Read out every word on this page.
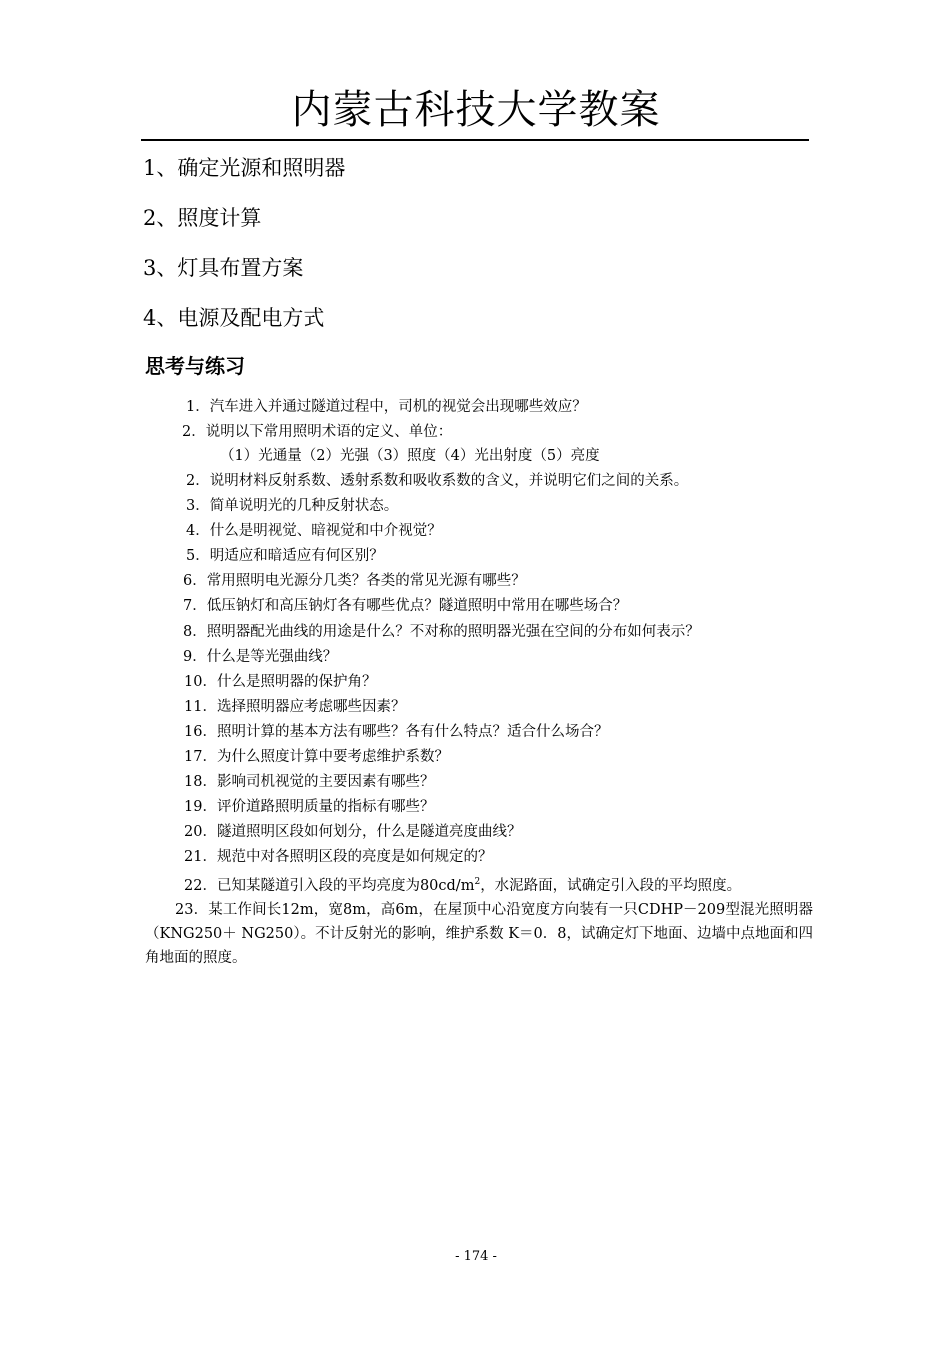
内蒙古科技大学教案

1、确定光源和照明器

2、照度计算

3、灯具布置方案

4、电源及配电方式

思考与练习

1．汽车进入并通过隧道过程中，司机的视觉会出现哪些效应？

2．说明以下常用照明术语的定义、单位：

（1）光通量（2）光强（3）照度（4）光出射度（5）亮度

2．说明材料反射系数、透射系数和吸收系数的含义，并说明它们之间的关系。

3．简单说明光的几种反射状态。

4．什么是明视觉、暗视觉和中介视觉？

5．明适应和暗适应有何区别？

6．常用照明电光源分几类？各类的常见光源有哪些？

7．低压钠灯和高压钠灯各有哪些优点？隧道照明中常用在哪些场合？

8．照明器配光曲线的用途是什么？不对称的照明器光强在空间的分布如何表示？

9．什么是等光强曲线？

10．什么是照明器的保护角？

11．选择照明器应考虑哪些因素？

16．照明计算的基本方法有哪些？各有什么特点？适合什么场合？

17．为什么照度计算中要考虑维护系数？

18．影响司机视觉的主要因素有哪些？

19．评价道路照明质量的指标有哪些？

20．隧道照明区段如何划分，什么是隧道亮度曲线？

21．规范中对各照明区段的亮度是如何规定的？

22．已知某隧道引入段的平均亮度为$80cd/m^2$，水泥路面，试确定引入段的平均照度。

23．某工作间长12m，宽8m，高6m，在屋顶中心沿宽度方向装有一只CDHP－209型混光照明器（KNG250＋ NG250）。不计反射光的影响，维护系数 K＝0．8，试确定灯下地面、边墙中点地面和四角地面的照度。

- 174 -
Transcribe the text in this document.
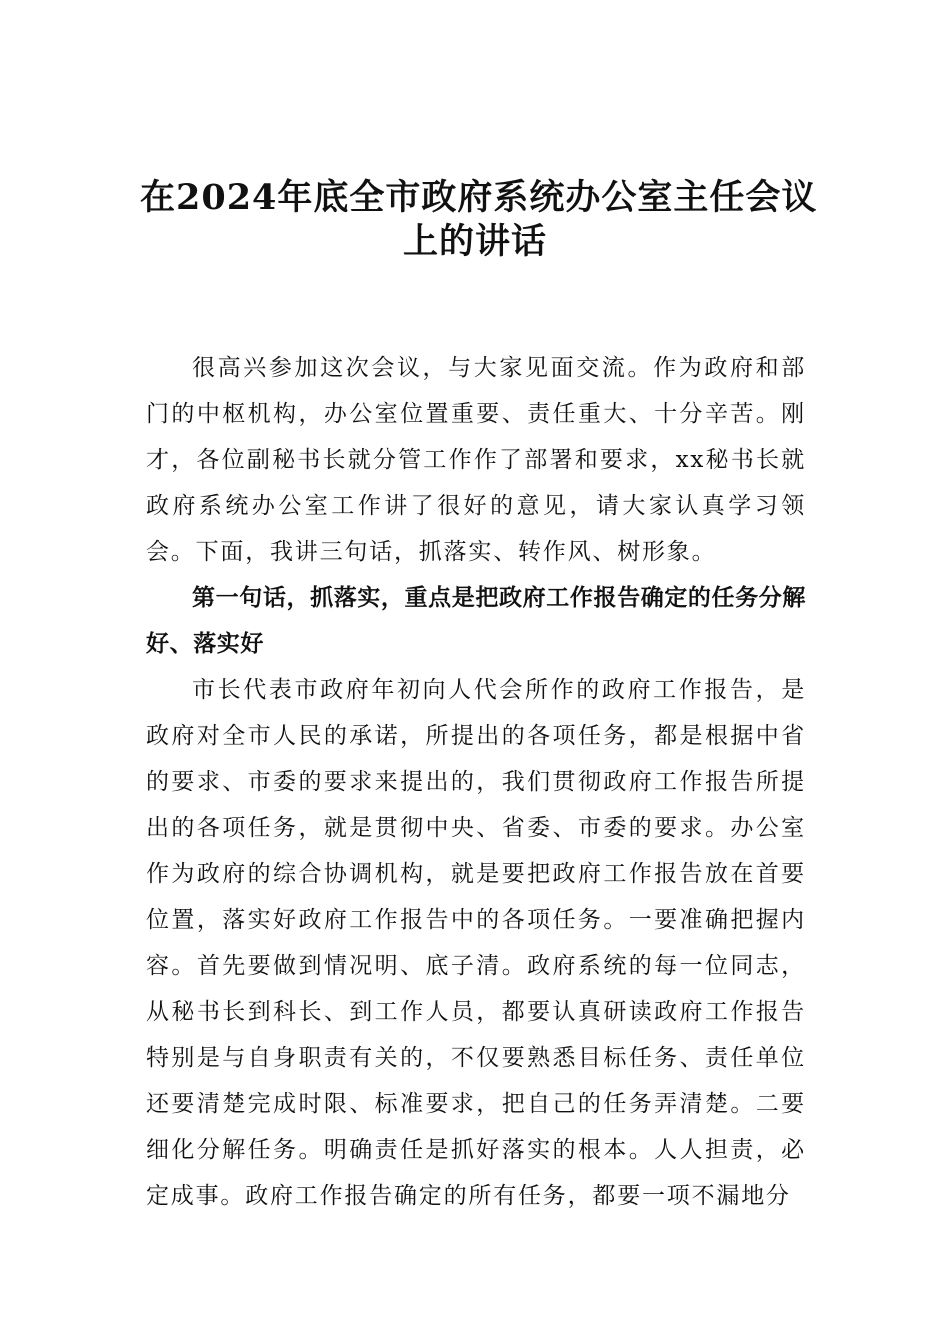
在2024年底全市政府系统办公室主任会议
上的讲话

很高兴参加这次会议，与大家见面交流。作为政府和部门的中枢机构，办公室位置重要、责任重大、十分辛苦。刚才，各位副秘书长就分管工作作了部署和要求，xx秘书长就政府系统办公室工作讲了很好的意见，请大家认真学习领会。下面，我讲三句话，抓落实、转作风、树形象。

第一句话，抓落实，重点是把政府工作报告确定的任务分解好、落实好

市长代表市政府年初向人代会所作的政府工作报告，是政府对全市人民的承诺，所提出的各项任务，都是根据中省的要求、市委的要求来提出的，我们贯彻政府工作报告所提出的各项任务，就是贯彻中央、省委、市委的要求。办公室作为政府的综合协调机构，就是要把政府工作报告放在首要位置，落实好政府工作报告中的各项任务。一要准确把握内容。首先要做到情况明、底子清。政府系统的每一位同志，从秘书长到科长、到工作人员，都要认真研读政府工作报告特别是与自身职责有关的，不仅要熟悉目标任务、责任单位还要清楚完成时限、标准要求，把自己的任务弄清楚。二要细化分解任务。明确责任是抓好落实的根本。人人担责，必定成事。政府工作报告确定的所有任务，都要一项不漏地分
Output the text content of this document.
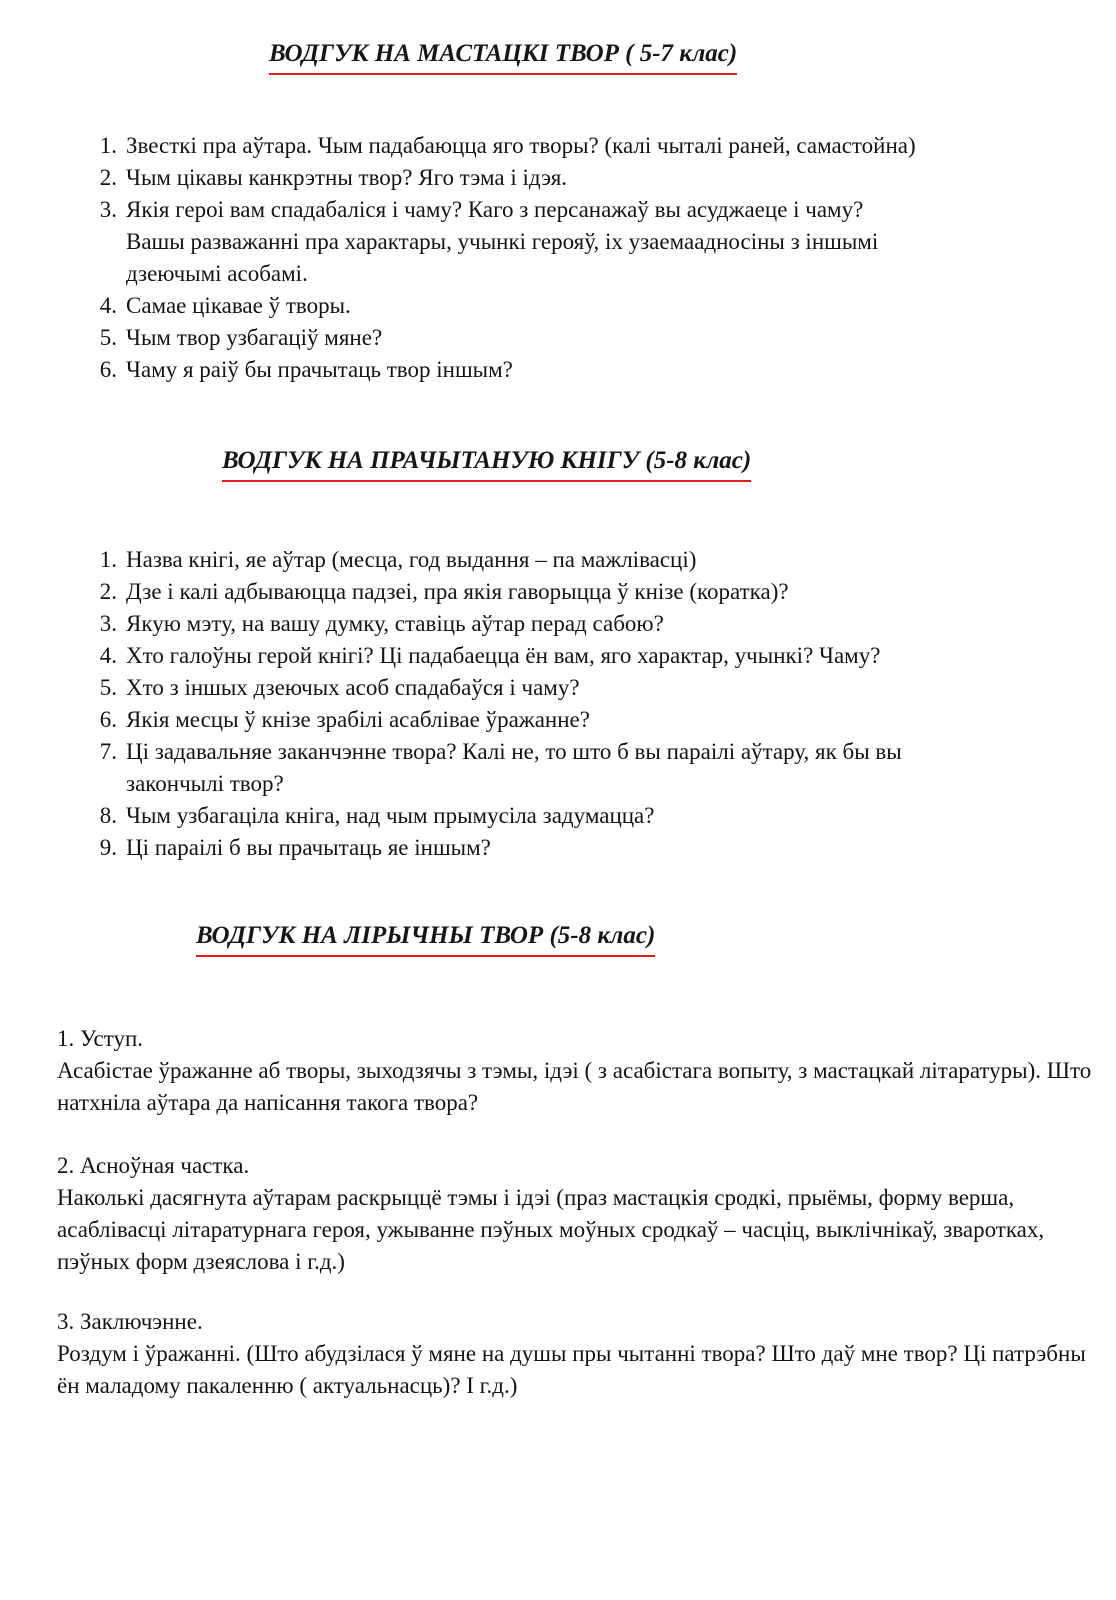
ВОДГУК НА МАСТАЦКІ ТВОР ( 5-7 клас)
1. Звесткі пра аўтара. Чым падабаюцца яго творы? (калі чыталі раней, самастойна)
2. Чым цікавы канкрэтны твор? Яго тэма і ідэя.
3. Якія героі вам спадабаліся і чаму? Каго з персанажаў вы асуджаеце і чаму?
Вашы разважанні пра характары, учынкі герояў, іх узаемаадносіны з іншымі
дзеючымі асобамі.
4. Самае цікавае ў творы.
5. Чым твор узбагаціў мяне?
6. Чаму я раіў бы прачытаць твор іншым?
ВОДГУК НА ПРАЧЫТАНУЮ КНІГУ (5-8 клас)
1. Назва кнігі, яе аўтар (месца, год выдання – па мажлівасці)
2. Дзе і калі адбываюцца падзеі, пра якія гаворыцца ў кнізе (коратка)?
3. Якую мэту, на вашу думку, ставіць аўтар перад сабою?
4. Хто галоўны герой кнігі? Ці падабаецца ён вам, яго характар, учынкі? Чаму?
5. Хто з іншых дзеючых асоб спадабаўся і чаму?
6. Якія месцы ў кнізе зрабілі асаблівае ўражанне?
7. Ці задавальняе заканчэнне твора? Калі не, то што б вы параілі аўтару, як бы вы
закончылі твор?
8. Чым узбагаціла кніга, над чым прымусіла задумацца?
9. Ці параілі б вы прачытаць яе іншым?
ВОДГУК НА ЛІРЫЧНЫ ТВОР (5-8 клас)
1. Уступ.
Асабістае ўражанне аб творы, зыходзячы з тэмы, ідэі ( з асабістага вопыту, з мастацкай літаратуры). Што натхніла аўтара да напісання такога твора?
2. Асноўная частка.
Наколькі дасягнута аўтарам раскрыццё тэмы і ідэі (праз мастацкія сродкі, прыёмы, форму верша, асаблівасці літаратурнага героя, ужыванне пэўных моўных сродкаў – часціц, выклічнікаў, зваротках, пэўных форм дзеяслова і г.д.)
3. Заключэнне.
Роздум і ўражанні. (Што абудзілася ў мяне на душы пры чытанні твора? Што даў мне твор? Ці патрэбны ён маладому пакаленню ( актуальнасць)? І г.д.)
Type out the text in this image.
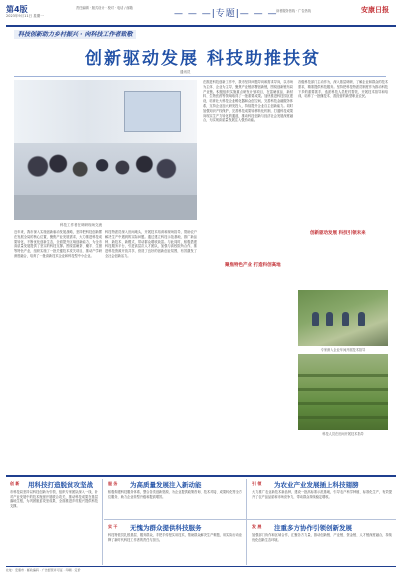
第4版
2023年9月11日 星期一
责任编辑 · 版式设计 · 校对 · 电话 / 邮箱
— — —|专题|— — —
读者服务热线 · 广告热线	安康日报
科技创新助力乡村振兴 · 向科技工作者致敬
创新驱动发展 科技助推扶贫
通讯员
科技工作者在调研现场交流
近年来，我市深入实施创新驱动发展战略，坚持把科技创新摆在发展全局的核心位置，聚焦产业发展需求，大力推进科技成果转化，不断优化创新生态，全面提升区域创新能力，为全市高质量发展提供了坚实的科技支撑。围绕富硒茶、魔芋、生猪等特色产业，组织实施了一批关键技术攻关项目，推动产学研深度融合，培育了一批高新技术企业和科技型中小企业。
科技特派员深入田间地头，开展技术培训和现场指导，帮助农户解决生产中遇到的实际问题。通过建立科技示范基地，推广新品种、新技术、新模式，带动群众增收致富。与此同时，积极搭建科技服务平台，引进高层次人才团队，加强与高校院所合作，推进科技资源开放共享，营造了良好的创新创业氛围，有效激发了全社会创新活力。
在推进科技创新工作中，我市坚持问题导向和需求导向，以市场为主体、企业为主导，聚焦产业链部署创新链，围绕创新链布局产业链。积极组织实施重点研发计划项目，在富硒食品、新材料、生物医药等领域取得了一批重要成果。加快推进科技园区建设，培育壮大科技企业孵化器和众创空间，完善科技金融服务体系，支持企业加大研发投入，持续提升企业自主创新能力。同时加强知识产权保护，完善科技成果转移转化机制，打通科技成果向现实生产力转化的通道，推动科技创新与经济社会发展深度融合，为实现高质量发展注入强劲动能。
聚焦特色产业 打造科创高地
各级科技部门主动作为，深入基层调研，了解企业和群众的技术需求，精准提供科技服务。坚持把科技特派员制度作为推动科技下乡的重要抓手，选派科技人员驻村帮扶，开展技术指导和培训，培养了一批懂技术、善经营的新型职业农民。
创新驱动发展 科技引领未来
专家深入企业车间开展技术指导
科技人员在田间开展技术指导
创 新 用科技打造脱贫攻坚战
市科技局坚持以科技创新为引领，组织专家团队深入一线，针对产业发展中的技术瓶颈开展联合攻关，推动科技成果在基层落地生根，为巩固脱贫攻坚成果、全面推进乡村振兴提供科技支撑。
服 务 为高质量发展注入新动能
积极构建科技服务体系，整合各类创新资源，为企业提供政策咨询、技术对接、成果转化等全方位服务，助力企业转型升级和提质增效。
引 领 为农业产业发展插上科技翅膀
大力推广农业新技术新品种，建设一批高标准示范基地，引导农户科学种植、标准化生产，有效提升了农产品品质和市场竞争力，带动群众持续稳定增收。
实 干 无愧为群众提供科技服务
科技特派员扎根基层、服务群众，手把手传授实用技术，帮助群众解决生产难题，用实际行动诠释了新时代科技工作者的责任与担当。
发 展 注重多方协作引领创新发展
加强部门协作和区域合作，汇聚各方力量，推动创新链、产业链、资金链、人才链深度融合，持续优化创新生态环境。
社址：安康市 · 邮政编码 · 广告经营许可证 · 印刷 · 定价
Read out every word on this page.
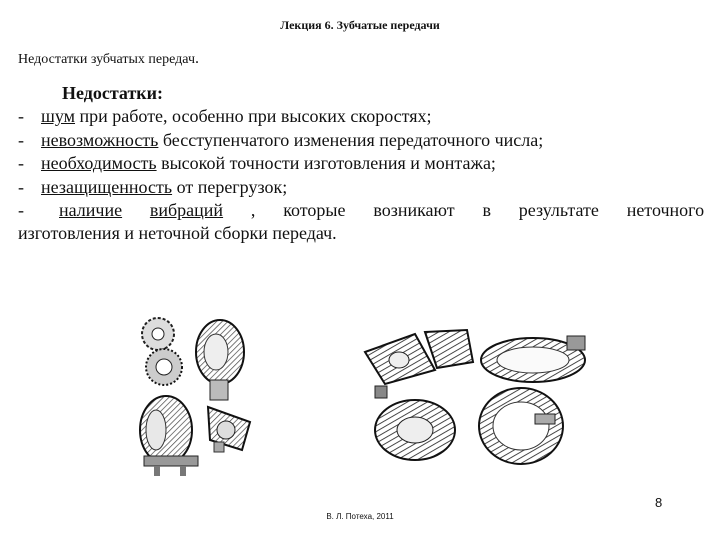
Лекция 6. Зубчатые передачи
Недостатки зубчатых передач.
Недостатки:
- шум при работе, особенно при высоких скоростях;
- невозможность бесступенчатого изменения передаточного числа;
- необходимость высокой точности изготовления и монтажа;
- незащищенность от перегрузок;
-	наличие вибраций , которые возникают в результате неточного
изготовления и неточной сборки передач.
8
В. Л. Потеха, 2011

* The problem
Extract every line above that contains the word "кнігі".

* The output
1. Назва кнігі, яе аўтар (месца, год выдання – па мажлівасці)
4. Хто галоўны герой кнігі? Ці падабаецца ён вам, яго характар, учынкі? Чаму?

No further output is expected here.